WHAT IS REQUIRED
Copy out the entries exactly, from the first line to the last.

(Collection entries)

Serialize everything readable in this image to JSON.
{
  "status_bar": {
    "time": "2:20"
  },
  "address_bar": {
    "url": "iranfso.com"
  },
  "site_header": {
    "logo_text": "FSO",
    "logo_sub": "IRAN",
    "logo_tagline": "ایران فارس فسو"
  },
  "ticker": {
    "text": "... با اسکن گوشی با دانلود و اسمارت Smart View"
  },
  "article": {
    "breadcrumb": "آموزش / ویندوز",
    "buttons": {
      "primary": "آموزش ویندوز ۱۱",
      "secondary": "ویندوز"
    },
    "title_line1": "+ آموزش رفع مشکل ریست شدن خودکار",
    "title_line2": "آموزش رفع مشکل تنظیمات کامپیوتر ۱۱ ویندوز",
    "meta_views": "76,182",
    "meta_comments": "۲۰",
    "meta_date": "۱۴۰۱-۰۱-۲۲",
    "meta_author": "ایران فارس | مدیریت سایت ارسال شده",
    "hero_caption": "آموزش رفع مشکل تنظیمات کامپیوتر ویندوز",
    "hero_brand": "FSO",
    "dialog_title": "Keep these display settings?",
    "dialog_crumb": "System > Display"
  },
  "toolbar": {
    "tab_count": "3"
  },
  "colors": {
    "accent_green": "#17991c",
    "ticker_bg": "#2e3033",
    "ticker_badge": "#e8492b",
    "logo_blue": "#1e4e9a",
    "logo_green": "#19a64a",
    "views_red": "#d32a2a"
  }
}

EXERCISE SOLUTION
Serialize everything readable in this image to JSON.
{
  "status_bar": {
    "time": "2:20"
  },
  "address_bar": {
    "url": "iranfso.com"
  },
  "site_header": {
    "logo_text": "FSO",
    "logo_sub": "IRAN",
    "logo_tagline": "ایران فارس فسو"
  },
  "ticker": {
    "text": "... با اسکن گوشی با دانلود و اسمارت Smart View"
  },
  "article": {
    "breadcrumb": "آموزش / ویندوز",
    "buttons": {
      "primary": "آموزش ویندوز ۱۱",
      "secondary": "ویندوز"
    },
    "title_line1": "+ آموزش رفع مشکل ریست شدن خودکار",
    "title_line2": "آموزش رفع مشکل تنظیمات کامپیوتر ۱۱ ویندوز",
    "meta_views": "76,182",
    "meta_comments": "۲۰",
    "meta_date": "۱۴۰۱-۰۱-۲۲",
    "meta_author": "ایران فارس | مدیریت سایت ارسال شده",
    "hero_caption": "آموزش رفع مشکل تنظیمات کامپیوتر ویندوز",
    "hero_brand": "FSO",
    "dialog_title": "Keep these display settings?",
    "dialog_crumb": "System > Display"
  },
  "toolbar": {
    "tab_count": "3"
  },
  "colors": {
    "accent_green": "#17991c",
    "ticker_bg": "#2e3033",
    "ticker_badge": "#e8492b",
    "logo_blue": "#1e4e9a",
    "logo_green": "#19a64a",
    "views_red": "#d32a2a"
  }
}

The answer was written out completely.